◆ MATERIAL ◆
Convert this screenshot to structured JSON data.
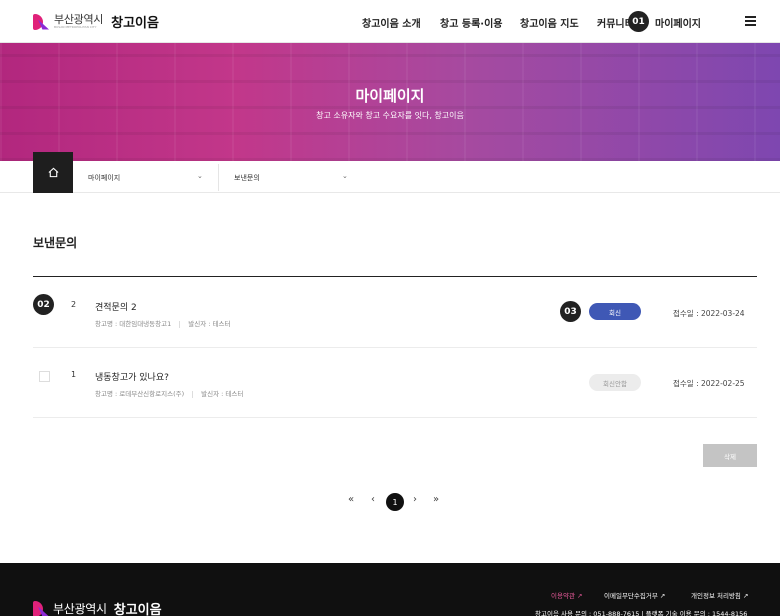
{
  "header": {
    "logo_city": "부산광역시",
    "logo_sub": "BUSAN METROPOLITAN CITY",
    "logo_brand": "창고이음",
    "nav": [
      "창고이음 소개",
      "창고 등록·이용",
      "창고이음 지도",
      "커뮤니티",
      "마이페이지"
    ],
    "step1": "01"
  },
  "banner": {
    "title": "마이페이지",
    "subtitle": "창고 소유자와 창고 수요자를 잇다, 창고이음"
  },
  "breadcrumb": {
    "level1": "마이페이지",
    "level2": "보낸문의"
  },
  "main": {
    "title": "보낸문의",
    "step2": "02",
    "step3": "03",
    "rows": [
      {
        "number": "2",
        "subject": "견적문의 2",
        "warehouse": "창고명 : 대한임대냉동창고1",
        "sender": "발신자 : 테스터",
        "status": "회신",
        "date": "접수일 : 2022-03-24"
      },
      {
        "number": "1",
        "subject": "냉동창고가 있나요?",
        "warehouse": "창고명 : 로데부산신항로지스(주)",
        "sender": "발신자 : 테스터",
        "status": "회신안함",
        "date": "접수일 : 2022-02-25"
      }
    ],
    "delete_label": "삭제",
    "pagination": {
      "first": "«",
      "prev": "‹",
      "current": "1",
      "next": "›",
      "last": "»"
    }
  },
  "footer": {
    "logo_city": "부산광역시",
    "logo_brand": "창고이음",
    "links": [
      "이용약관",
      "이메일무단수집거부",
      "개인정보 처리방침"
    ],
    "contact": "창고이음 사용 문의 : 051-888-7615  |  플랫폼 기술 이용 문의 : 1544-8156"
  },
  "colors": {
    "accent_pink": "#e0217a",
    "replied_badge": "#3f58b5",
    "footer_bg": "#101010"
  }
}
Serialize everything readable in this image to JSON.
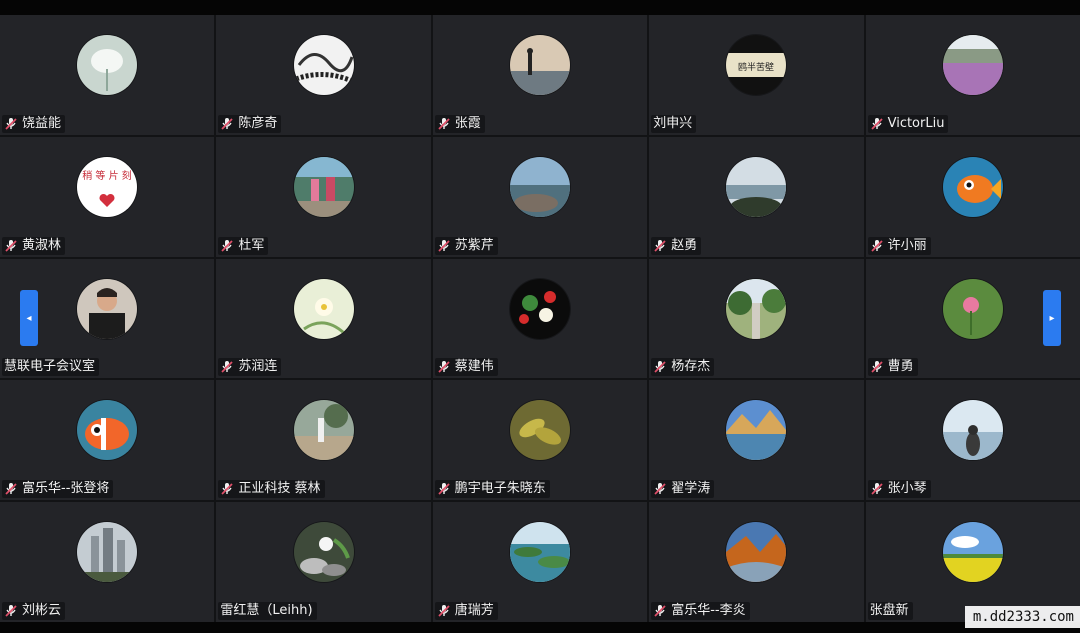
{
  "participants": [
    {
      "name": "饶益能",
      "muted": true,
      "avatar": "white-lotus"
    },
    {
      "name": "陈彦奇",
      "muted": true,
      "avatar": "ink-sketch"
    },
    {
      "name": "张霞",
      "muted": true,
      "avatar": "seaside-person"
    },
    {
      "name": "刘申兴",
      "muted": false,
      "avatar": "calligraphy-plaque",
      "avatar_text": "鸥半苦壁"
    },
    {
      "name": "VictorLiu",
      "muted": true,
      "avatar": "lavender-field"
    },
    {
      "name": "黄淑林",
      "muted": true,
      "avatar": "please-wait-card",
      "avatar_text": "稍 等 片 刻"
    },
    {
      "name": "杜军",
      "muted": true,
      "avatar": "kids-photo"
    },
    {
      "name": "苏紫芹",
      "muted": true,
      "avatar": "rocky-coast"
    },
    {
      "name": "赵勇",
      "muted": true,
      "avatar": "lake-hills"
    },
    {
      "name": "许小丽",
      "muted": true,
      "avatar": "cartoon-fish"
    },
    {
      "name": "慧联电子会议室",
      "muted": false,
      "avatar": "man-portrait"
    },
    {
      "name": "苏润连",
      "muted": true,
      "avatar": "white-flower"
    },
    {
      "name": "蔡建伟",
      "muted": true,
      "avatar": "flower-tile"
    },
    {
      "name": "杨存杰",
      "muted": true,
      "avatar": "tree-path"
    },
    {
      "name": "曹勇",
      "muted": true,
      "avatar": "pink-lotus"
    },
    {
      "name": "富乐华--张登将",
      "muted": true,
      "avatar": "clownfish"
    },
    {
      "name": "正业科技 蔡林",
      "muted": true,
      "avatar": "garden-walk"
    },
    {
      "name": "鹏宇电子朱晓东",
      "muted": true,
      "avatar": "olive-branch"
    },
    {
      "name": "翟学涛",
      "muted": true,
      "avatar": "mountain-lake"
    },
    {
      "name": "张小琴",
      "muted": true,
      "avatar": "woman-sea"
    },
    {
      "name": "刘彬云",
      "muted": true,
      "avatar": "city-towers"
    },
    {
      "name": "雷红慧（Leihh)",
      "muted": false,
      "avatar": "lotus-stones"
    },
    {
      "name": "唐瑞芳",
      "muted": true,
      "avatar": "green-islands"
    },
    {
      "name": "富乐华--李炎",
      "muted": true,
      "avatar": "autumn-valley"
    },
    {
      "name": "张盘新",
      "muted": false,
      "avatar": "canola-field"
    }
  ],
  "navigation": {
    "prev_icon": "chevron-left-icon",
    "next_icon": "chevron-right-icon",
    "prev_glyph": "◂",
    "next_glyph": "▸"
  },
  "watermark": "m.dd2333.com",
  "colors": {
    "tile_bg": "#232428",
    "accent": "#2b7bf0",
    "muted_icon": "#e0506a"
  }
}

--

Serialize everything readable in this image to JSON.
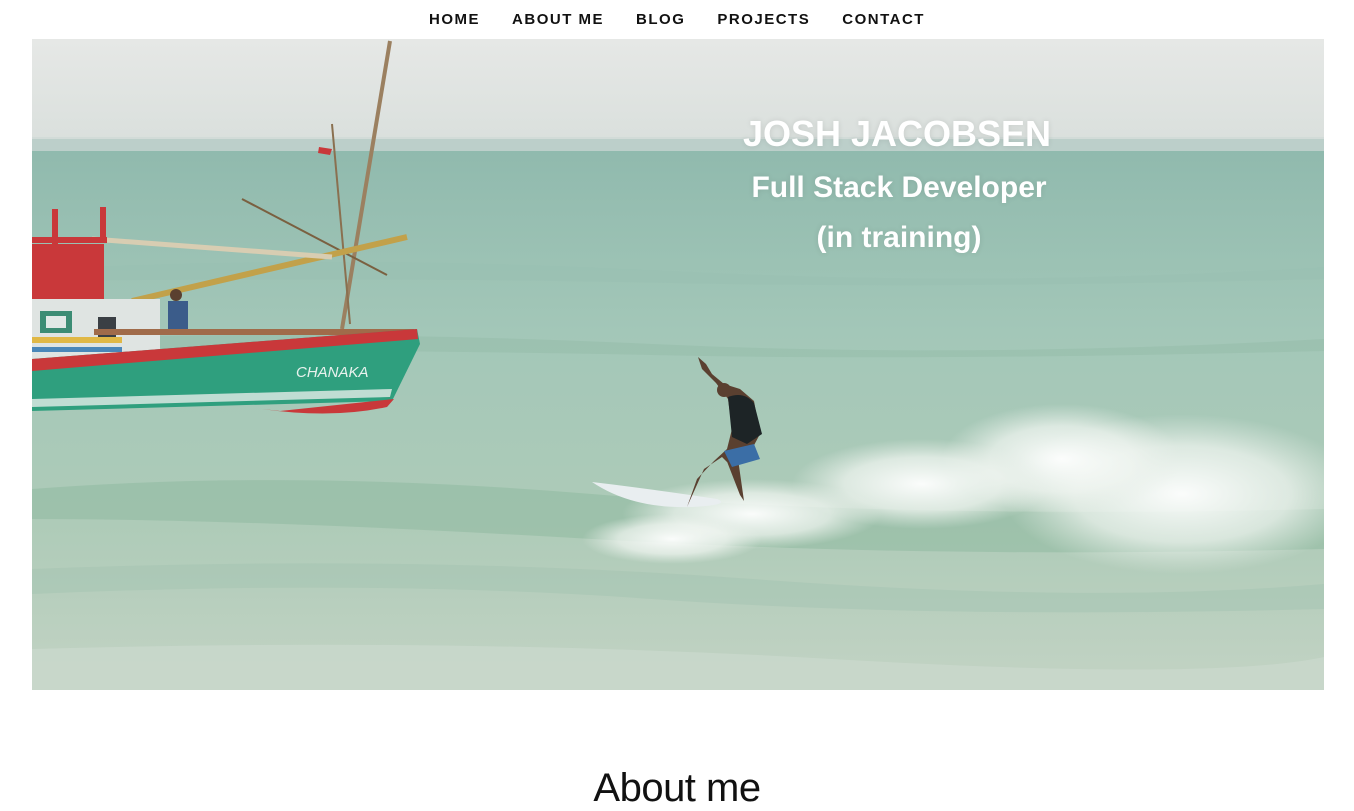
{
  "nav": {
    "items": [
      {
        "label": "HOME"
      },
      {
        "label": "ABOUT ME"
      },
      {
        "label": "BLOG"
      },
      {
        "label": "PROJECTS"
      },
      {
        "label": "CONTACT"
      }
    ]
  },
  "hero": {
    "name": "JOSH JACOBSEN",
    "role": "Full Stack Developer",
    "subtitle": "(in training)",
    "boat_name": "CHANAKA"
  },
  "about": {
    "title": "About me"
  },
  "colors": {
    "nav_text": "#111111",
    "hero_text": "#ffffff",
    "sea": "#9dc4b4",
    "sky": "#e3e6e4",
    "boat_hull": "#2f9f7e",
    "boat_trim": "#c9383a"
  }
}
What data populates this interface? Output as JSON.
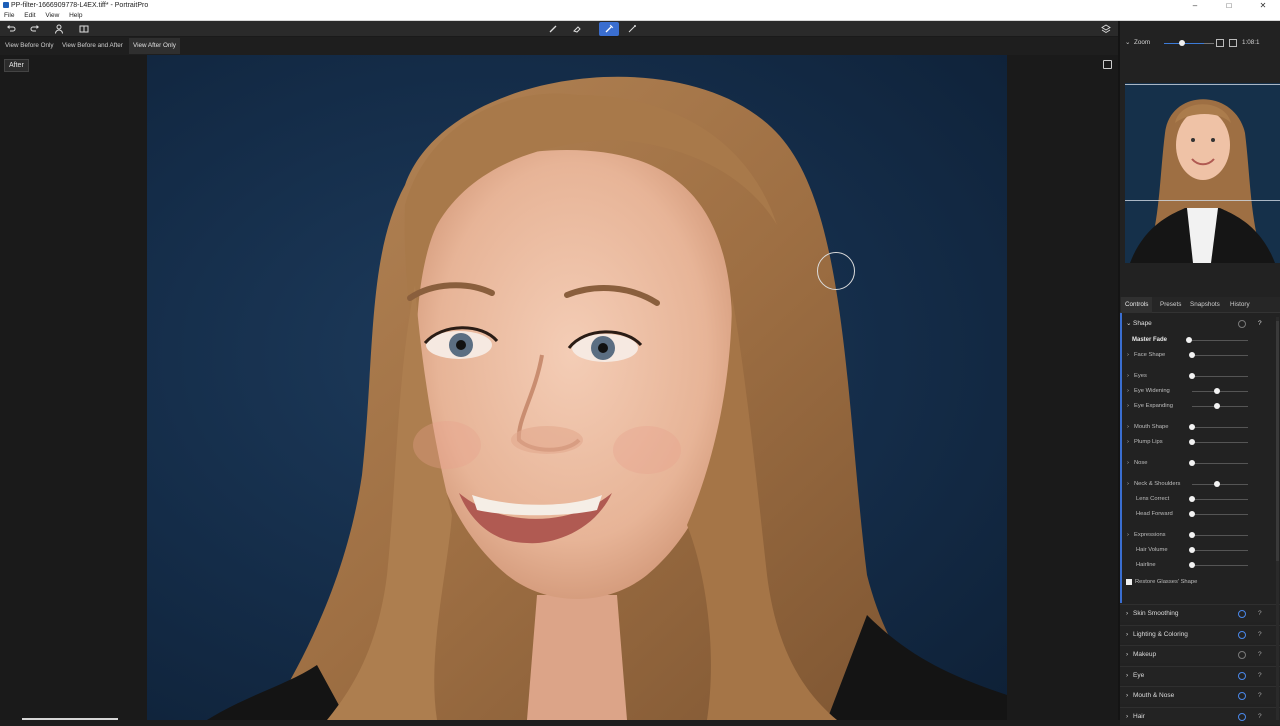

◆ WHAT THE TASK REQUIRES ◆
Going through the entries above, report how many lines include the string "this". The number alone is the answer.

◆ CORRECT RESULT ◆
4